What this task involves: Go through the entries below and pick out every line with "JSON".

>> START Given records

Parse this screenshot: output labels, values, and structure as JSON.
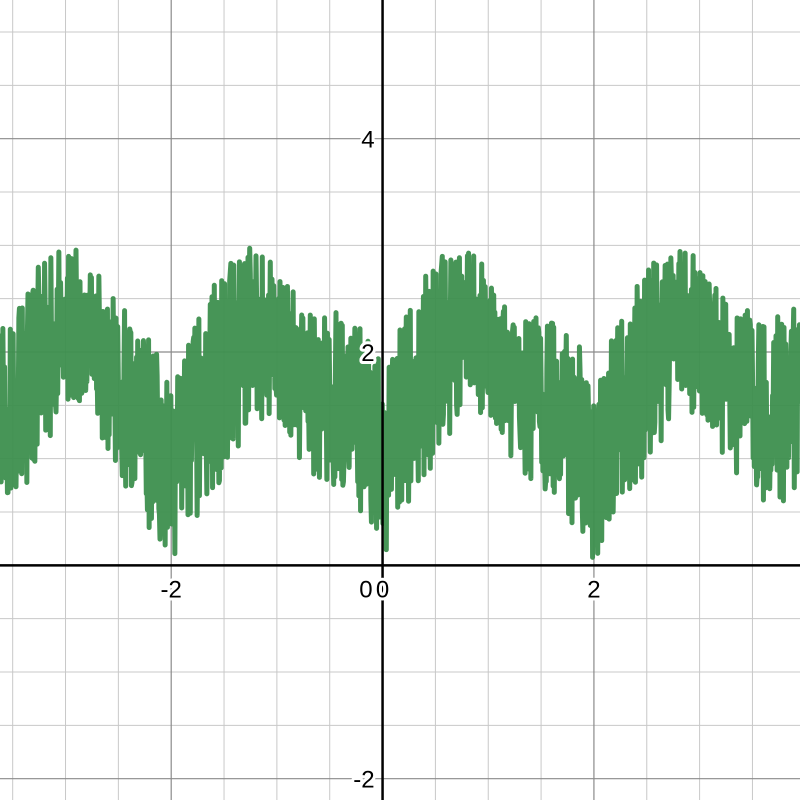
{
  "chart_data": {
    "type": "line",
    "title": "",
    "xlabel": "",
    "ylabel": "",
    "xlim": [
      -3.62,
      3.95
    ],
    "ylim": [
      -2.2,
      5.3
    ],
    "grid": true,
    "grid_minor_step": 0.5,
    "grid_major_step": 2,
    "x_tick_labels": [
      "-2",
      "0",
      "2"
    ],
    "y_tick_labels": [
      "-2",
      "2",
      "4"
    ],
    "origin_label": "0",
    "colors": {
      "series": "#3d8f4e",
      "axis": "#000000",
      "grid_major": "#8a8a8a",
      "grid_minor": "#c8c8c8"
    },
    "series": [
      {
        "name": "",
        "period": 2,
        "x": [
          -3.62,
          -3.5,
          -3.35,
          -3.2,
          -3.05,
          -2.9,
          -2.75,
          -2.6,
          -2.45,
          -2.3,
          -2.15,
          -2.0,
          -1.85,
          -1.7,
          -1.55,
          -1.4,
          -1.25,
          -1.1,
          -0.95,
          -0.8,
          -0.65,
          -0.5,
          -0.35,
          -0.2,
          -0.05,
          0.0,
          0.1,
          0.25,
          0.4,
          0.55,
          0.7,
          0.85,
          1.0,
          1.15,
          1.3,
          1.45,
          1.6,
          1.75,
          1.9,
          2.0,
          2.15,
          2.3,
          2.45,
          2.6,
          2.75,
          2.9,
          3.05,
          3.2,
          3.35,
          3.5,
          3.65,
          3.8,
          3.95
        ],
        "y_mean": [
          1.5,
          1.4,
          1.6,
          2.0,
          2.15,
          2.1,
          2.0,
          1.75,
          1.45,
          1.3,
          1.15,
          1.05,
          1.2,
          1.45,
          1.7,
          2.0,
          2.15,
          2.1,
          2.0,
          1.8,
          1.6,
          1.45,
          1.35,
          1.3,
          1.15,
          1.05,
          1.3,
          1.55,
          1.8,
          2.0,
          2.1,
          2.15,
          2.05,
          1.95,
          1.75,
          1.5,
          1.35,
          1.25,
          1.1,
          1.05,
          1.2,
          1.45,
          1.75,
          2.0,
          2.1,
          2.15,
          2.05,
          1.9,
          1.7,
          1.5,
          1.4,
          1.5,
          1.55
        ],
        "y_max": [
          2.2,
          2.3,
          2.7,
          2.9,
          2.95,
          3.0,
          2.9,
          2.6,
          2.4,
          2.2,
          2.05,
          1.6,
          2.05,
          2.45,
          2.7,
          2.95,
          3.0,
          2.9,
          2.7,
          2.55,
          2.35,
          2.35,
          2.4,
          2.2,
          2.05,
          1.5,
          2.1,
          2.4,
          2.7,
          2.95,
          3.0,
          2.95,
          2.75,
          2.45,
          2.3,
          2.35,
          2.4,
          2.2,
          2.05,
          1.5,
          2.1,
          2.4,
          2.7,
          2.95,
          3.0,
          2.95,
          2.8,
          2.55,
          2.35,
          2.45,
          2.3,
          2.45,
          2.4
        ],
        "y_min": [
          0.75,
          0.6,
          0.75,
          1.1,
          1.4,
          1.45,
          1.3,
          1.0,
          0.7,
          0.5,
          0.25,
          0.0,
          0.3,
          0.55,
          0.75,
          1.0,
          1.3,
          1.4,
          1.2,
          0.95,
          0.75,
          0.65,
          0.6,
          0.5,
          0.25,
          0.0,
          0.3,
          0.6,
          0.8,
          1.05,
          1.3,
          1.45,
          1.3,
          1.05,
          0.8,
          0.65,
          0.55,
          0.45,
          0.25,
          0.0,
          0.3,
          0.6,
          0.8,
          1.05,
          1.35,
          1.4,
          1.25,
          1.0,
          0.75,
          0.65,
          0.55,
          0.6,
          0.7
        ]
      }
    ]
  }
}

>> END Given records
>> START Given records

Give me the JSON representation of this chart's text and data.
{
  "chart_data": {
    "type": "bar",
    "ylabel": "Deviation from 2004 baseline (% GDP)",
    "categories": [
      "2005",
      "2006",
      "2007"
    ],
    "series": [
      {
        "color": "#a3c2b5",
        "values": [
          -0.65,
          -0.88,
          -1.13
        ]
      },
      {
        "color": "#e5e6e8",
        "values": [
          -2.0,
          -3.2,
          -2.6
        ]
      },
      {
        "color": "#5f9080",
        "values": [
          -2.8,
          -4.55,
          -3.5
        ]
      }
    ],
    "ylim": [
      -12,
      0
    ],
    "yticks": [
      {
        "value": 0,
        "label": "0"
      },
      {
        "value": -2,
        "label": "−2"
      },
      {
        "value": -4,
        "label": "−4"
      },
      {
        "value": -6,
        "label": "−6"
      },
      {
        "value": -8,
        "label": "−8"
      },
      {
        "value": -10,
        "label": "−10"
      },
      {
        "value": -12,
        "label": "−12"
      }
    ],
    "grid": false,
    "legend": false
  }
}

>> END Given records

Task output:
Parse this screenshot: output labels, values, and structure as JSON.
Give me the JSON representation of this chart's text and data.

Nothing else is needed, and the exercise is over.